# What is expected:
Print the listing below in its entirety, character for character.

-*-

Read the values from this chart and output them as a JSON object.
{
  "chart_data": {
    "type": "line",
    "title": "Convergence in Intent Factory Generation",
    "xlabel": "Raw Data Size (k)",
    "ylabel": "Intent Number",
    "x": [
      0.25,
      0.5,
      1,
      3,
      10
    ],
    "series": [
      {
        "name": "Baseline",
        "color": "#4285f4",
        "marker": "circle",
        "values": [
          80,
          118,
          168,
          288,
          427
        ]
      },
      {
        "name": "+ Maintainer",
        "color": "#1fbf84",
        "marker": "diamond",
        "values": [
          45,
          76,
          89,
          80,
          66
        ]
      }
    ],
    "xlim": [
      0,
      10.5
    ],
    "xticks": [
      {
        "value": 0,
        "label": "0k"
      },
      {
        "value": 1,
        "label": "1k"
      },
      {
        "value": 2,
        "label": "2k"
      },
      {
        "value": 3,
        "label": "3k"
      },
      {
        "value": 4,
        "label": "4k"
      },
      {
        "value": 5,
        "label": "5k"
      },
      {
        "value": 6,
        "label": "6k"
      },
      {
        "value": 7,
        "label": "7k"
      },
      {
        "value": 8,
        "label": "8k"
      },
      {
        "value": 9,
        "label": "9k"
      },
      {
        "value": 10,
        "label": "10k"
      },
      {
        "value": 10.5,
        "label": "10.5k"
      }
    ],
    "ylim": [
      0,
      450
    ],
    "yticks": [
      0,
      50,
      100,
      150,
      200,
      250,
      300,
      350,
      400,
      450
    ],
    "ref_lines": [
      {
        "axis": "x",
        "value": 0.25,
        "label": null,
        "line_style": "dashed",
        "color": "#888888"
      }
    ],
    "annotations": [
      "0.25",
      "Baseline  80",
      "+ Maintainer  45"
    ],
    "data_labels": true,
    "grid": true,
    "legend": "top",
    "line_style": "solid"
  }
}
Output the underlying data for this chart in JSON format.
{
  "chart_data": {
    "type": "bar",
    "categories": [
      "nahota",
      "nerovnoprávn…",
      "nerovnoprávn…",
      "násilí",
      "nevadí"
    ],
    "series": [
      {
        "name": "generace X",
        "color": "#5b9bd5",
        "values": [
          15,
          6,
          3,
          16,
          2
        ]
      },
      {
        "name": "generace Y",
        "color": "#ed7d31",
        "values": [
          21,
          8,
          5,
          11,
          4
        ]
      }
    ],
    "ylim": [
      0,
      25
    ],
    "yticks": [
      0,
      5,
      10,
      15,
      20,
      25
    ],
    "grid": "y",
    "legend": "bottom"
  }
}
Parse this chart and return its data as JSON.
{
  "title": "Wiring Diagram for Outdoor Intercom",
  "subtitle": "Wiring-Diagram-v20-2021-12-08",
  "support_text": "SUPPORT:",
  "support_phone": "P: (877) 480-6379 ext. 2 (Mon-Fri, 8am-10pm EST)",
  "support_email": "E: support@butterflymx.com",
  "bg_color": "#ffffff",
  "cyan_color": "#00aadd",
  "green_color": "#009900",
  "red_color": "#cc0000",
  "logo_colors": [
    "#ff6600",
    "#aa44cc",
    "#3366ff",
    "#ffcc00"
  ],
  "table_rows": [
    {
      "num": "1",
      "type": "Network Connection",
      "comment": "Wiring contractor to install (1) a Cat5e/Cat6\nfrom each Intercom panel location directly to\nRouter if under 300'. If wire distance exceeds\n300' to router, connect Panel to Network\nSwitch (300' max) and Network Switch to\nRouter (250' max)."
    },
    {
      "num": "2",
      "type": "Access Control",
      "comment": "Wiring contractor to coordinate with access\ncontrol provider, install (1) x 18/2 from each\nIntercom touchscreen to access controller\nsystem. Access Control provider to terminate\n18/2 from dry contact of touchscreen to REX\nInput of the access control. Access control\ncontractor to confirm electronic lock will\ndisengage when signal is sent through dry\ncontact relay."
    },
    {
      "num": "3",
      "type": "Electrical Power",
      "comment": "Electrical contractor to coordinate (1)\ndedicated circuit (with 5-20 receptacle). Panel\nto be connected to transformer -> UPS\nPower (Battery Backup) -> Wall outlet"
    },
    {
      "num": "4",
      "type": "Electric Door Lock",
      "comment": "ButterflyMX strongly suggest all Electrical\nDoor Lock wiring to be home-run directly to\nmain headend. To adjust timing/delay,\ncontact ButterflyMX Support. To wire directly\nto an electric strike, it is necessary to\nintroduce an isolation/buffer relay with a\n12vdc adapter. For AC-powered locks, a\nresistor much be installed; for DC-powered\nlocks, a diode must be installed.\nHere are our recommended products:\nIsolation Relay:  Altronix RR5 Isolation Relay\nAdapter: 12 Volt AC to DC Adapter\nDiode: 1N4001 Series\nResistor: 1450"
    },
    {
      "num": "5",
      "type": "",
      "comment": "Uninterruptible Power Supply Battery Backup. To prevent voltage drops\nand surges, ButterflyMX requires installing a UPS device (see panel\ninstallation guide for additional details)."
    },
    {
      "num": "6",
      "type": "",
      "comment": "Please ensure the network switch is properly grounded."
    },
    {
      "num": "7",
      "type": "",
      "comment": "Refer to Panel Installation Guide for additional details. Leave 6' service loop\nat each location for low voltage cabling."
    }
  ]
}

-*-

# The output:
Read the values from this chart and output them as a JSON object.
{
  "chart_data": {
    "type": "line",
    "title": "Convergence in Intent Factory Generation",
    "xlabel": "Raw Data Size (k)",
    "ylabel": "Intent Number",
    "x": [
      0.25,
      0.5,
      1,
      3,
      10
    ],
    "series": [
      {
        "name": "Baseline",
        "color": "#4285f4",
        "marker": "circle",
        "values": [
          80,
          118,
          168,
          288,
          427
        ]
      },
      {
        "name": "+ Maintainer",
        "color": "#1fbf84",
        "marker": "diamond",
        "values": [
          45,
          76,
          89,
          80,
          66
        ]
      }
    ],
    "xlim": [
      0,
      10.5
    ],
    "xticks": [
      {
        "value": 0,
        "label": "0k"
      },
      {
        "value": 1,
        "label": "1k"
      },
      {
        "value": 2,
        "label": "2k"
      },
      {
        "value": 3,
        "label": "3k"
      },
      {
        "value": 4,
        "label": "4k"
      },
      {
        "value": 5,
        "label": "5k"
      },
      {
        "value": 6,
        "label": "6k"
      },
      {
        "value": 7,
        "label": "7k"
      },
      {
        "value": 8,
        "label": "8k"
      },
      {
        "value": 9,
        "label": "9k"
      },
      {
        "value": 10,
        "label": "10k"
      },
      {
        "value": 10.5,
        "label": "10.5k"
      }
    ],
    "ylim": [
      0,
      450
    ],
    "yticks": [
      0,
      50,
      100,
      150,
      200,
      250,
      300,
      350,
      400,
      450
    ],
    "ref_lines": [
      {
        "axis": "x",
        "value": 0.25,
        "label": null,
        "line_style": "dashed",
        "color": "#888888"
      }
    ],
    "annotations": [
      "0.25",
      "Baseline  80",
      "+ Maintainer  45"
    ],
    "data_labels": true,
    "grid": true,
    "legend": "top",
    "line_style": "solid"
  }
}
Output the underlying data for this chart in JSON format.
{
  "chart_data": {
    "type": "bar",
    "categories": [
      "nahota",
      "nerovnoprávn…",
      "nerovnoprávn…",
      "násilí",
      "nevadí"
    ],
    "series": [
      {
        "name": "generace X",
        "color": "#5b9bd5",
        "values": [
          15,
          6,
          3,
          16,
          2
        ]
      },
      {
        "name": "generace Y",
        "color": "#ed7d31",
        "values": [
          21,
          8,
          5,
          11,
          4
        ]
      }
    ],
    "ylim": [
      0,
      25
    ],
    "yticks": [
      0,
      5,
      10,
      15,
      20,
      25
    ],
    "grid": "y",
    "legend": "bottom"
  }
}
Parse this chart and return its data as JSON.
{
  "title": "Wiring Diagram for Outdoor Intercom",
  "subtitle": "Wiring-Diagram-v20-2021-12-08",
  "support_text": "SUPPORT:",
  "support_phone": "P: (877) 480-6379 ext. 2 (Mon-Fri, 8am-10pm EST)",
  "support_email": "E: support@butterflymx.com",
  "bg_color": "#ffffff",
  "cyan_color": "#00aadd",
  "green_color": "#009900",
  "red_color": "#cc0000",
  "logo_colors": [
    "#ff6600",
    "#aa44cc",
    "#3366ff",
    "#ffcc00"
  ],
  "table_rows": [
    {
      "num": "1",
      "type": "Network Connection",
      "comment": "Wiring contractor to install (1) a Cat5e/Cat6\nfrom each Intercom panel location directly to\nRouter if under 300'. If wire distance exceeds\n300' to router, connect Panel to Network\nSwitch (300' max) and Network Switch to\nRouter (250' max)."
    },
    {
      "num": "2",
      "type": "Access Control",
      "comment": "Wiring contractor to coordinate with access\ncontrol provider, install (1) x 18/2 from each\nIntercom touchscreen to access controller\nsystem. Access Control provider to terminate\n18/2 from dry contact of touchscreen to REX\nInput of the access control. Access control\ncontractor to confirm electronic lock will\ndisengage when signal is sent through dry\ncontact relay."
    },
    {
      "num": "3",
      "type": "Electrical Power",
      "comment": "Electrical contractor to coordinate (1)\ndedicated circuit (with 5-20 receptacle). Panel\nto be connected to transformer -> UPS\nPower (Battery Backup) -> Wall outlet"
    },
    {
      "num": "4",
      "type": "Electric Door Lock",
      "comment": "ButterflyMX strongly suggest all Electrical\nDoor Lock wiring to be home-run directly to\nmain headend. To adjust timing/delay,\ncontact ButterflyMX Support. To wire directly\nto an electric strike, it is necessary to\nintroduce an isolation/buffer relay with a\n12vdc adapter. For AC-powered locks, a\nresistor much be installed; for DC-powered\nlocks, a diode must be installed.\nHere are our recommended products:\nIsolation Relay:  Altronix RR5 Isolation Relay\nAdapter: 12 Volt AC to DC Adapter\nDiode: 1N4001 Series\nResistor: 1450"
    },
    {
      "num": "5",
      "type": "",
      "comment": "Uninterruptible Power Supply Battery Backup. To prevent voltage drops\nand surges, ButterflyMX requires installing a UPS device (see panel\ninstallation guide for additional details)."
    },
    {
      "num": "6",
      "type": "",
      "comment": "Please ensure the network switch is properly grounded."
    },
    {
      "num": "7",
      "type": "",
      "comment": "Refer to Panel Installation Guide for additional details. Leave 6' service loop\nat each location for low voltage cabling."
    }
  ]
}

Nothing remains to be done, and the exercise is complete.